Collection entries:

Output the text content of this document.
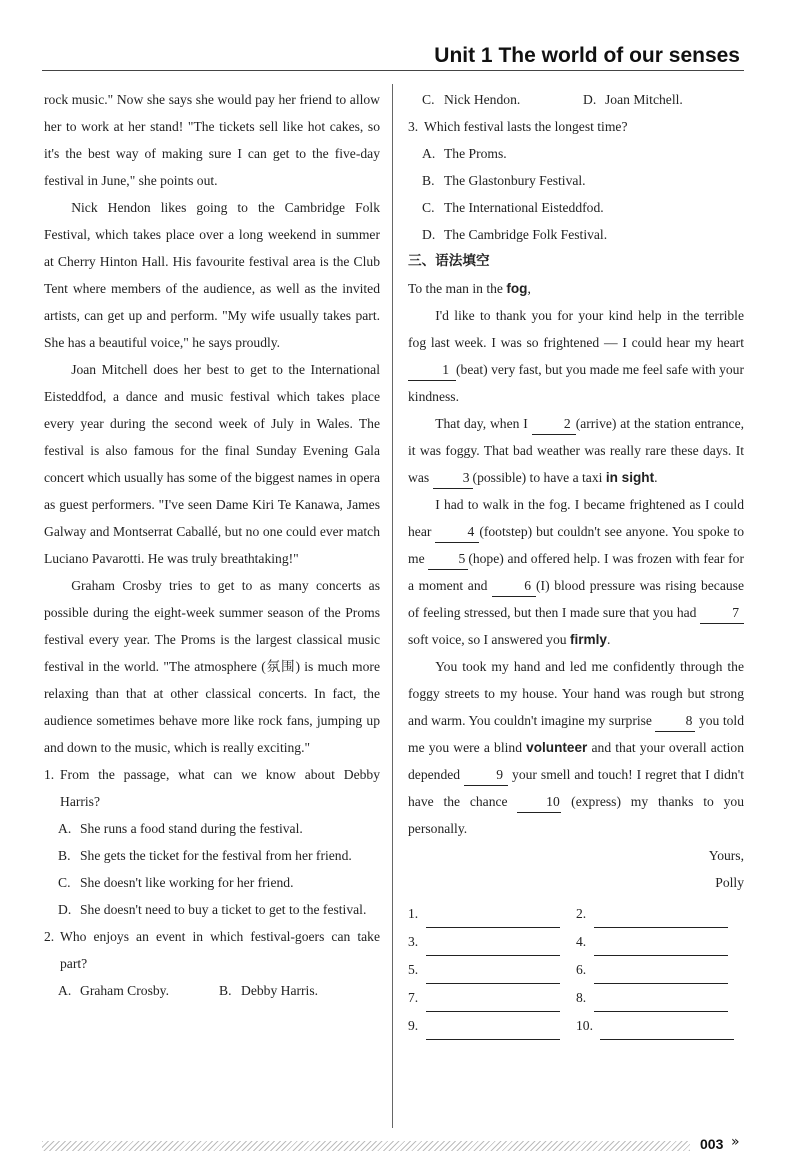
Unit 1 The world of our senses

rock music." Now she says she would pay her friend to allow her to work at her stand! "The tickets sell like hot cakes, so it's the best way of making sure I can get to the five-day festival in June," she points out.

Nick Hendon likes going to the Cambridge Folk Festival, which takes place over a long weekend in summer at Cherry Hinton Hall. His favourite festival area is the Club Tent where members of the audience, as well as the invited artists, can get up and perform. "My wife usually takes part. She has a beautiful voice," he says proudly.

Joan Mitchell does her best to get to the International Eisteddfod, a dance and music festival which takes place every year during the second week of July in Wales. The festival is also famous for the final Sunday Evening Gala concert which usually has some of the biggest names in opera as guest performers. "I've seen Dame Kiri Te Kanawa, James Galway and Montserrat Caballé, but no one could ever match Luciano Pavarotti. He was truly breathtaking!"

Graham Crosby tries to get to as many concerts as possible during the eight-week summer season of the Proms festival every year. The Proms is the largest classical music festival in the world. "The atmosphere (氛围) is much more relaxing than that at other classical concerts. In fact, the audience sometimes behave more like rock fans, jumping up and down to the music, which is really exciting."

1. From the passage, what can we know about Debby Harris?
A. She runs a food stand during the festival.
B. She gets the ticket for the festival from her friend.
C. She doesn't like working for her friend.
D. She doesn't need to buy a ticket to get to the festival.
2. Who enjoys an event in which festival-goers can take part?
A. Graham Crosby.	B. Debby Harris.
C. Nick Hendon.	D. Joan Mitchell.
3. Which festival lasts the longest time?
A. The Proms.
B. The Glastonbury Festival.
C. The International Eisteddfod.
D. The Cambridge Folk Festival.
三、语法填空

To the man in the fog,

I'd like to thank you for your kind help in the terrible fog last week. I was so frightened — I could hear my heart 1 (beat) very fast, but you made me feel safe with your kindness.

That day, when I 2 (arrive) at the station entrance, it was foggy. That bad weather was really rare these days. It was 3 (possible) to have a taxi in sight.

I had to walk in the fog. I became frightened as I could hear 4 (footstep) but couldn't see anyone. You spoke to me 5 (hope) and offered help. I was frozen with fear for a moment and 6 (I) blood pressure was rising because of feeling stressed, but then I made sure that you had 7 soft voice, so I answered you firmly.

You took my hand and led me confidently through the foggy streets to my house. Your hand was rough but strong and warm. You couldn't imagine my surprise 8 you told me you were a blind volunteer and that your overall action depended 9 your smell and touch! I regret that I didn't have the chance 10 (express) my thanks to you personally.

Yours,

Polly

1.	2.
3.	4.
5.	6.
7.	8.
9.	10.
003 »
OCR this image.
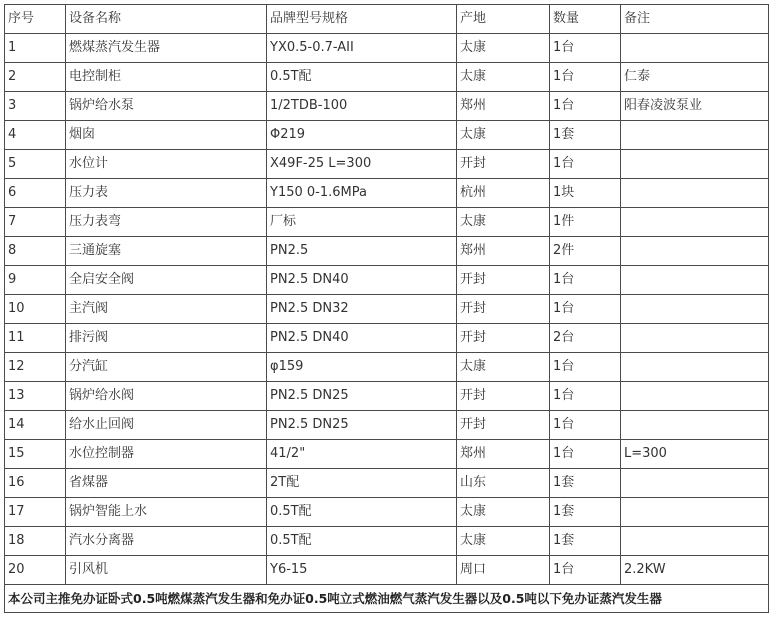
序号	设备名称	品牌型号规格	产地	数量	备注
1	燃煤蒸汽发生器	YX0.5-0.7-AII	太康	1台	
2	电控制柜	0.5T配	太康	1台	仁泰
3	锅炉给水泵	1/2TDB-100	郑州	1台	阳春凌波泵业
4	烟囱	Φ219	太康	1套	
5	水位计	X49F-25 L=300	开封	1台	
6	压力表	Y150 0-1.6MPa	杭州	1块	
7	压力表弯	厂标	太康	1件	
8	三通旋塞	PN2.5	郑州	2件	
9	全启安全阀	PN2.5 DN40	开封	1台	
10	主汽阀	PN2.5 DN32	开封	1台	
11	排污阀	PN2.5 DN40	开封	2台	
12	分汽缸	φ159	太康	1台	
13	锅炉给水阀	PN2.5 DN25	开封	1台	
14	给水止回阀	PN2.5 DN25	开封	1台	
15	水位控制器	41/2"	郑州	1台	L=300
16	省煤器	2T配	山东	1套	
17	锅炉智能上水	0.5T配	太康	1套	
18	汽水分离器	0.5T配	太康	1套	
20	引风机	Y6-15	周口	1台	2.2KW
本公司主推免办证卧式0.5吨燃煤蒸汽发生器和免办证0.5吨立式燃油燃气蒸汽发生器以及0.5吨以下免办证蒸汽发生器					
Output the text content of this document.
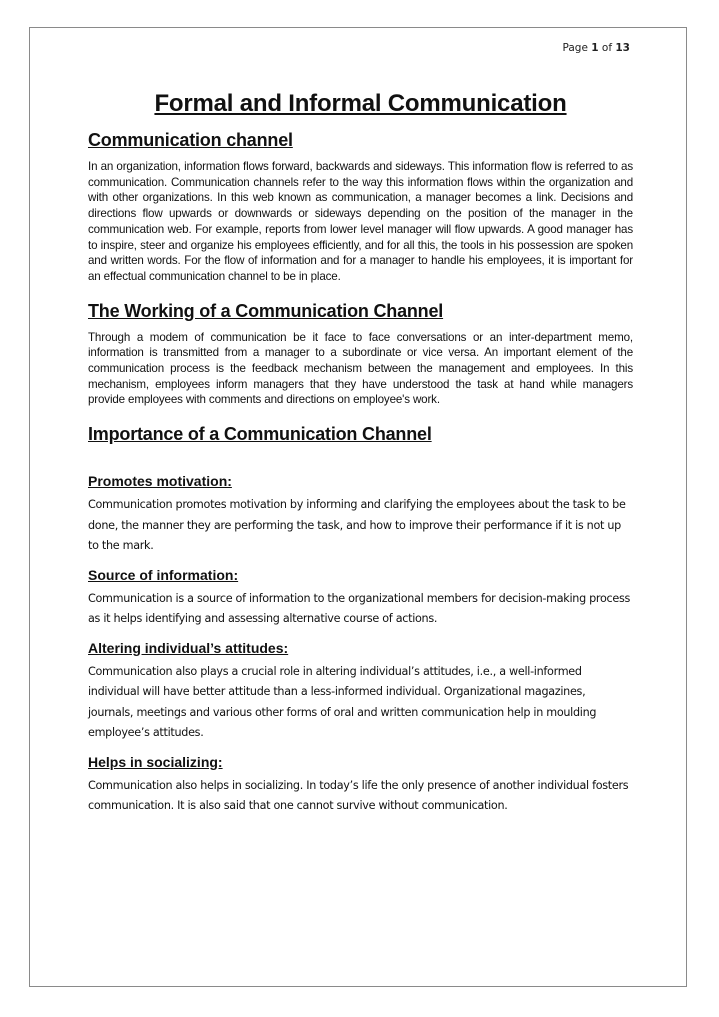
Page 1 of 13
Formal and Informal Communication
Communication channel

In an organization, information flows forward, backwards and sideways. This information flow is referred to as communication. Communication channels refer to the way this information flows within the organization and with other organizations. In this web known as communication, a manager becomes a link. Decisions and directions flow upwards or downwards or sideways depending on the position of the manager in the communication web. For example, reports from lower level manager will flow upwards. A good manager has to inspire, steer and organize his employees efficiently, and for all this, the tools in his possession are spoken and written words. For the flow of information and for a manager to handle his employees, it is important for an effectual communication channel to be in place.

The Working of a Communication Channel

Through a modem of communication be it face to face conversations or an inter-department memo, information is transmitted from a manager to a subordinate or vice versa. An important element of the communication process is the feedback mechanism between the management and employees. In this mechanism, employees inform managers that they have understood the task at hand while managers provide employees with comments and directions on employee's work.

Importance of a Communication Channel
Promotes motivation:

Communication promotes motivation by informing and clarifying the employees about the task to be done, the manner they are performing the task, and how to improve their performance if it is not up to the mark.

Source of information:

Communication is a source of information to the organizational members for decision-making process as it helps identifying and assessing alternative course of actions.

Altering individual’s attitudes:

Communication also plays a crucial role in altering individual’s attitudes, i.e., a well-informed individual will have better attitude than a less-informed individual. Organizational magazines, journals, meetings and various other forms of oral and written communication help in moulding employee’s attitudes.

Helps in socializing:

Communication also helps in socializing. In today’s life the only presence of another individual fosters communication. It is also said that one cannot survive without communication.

DIRECTIONS: Write out each line of the data that holds the string "made".

FINAL ANSWER:
I'd like to thank you for your kind help in the terrible fog last week. I was so frightened — I could hear my heart 1 (beat) very fast, but you made me feel safe with your kindness.
I had to walk in the fog. I became frightened as I could hear 4 (footstep) but couldn't see anyone. You spoke to me 5 (hope) and offered help. I was frozen with fear for a moment and 6 (I) blood pressure was rising because of feeling stressed, but then I made sure that you had 7 soft voice, so I answered you firmly.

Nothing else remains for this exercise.